*Task item*.
What lines below contain the word "Korea"? Please pull each one out.

*Material for this task*.
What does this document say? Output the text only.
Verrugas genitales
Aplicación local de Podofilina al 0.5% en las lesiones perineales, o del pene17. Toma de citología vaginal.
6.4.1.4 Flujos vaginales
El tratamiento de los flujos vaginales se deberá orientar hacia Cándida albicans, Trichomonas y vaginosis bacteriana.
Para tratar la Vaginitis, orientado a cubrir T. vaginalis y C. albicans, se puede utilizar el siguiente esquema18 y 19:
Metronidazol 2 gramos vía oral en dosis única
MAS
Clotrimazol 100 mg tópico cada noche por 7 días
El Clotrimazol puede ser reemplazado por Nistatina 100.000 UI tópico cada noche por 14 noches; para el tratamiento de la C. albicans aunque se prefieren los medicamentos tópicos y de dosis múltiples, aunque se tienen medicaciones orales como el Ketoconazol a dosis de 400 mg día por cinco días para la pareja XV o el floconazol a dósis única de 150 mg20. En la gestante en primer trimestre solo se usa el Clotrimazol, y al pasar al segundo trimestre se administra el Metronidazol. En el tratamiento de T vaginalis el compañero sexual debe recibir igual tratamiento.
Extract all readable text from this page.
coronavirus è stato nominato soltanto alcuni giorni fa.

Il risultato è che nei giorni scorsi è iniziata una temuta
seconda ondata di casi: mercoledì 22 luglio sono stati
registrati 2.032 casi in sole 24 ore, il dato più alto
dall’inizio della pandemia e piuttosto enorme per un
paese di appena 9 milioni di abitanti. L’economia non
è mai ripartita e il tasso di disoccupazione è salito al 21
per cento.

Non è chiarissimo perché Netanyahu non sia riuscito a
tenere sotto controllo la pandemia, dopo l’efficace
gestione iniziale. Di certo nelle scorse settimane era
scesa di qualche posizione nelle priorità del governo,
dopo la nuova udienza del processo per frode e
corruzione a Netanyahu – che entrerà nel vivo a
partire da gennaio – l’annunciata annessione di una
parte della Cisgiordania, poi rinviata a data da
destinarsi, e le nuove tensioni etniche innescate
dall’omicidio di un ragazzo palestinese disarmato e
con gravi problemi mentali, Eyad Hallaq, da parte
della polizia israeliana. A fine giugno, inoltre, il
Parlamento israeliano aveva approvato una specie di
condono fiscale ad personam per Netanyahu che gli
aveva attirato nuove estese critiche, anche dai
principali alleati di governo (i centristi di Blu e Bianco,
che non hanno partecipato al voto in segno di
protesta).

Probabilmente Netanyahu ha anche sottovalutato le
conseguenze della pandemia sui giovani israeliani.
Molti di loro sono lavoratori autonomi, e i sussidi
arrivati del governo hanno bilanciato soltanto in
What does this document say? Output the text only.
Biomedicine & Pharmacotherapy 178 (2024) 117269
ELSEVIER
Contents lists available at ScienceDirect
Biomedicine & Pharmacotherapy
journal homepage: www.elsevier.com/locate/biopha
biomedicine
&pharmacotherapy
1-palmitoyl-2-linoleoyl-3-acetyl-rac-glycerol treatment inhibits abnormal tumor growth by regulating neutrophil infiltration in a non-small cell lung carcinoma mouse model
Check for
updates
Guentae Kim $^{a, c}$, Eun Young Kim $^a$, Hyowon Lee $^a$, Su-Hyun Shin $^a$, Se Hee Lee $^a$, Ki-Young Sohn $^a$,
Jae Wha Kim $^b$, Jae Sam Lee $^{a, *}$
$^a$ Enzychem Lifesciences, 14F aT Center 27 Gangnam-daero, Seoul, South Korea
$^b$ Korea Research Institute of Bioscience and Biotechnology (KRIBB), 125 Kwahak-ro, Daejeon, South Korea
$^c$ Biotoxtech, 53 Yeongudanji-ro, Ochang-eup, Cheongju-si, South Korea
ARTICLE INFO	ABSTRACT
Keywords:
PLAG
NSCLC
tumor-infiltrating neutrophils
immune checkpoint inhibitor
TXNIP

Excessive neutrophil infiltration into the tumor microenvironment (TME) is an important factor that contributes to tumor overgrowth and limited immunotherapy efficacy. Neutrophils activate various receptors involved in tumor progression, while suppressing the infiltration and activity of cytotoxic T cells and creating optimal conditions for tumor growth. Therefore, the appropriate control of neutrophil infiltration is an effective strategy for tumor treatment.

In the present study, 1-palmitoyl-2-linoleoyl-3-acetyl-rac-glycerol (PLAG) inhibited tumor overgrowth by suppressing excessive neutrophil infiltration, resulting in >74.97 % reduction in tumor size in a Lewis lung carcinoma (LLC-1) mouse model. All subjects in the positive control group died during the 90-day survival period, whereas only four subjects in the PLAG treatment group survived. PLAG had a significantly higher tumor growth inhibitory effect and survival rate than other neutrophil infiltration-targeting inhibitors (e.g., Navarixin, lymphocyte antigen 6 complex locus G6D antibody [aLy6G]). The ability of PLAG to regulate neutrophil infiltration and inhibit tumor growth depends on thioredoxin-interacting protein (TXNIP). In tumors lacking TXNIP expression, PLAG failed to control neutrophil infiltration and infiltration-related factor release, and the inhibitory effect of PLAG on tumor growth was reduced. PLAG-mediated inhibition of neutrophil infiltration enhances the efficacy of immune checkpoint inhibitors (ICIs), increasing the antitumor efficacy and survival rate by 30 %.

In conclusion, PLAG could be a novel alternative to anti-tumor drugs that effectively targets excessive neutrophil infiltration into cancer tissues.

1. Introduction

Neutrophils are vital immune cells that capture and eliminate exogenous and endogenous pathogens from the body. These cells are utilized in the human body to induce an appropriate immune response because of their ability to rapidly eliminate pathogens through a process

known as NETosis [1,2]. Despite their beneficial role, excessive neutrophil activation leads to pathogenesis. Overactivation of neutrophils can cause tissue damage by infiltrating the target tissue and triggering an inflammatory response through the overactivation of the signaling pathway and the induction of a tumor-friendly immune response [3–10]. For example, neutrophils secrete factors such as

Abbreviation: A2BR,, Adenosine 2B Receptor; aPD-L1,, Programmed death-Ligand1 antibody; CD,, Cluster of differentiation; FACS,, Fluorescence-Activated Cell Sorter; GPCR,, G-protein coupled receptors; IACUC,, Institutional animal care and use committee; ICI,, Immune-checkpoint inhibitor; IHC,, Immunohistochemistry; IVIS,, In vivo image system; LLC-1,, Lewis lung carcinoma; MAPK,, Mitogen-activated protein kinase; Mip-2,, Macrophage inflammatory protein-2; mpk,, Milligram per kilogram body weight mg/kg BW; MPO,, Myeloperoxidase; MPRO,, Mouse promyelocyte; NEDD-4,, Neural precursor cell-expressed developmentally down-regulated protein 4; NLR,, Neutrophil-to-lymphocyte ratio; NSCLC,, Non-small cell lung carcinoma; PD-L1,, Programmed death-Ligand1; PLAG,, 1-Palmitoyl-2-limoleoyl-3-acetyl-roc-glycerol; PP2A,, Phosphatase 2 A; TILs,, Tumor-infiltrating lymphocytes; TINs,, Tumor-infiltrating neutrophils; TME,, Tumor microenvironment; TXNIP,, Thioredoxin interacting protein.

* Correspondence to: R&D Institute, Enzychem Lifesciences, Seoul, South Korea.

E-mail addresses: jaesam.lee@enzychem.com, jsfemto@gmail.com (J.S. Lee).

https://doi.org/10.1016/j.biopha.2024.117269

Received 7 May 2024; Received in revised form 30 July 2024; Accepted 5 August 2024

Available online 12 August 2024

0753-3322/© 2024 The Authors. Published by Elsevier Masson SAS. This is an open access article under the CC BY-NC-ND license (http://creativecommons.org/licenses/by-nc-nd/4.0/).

*Response area*.
$^a$ Enzychem Lifesciences, 14F aT Center 27 Gangnam-daero, Seoul, South Korea
$^b$ Korea Research Institute of Bioscience and Biotechnology (KRIBB), 125 Kwahak-ro, Daejeon, South Korea
$^c$ Biotoxtech, 53 Yeongudanji-ro, Ochang-eup, Cheongju-si, South Korea
* Correspondence to: R&D Institute, Enzychem Lifesciences, Seoul, South Korea.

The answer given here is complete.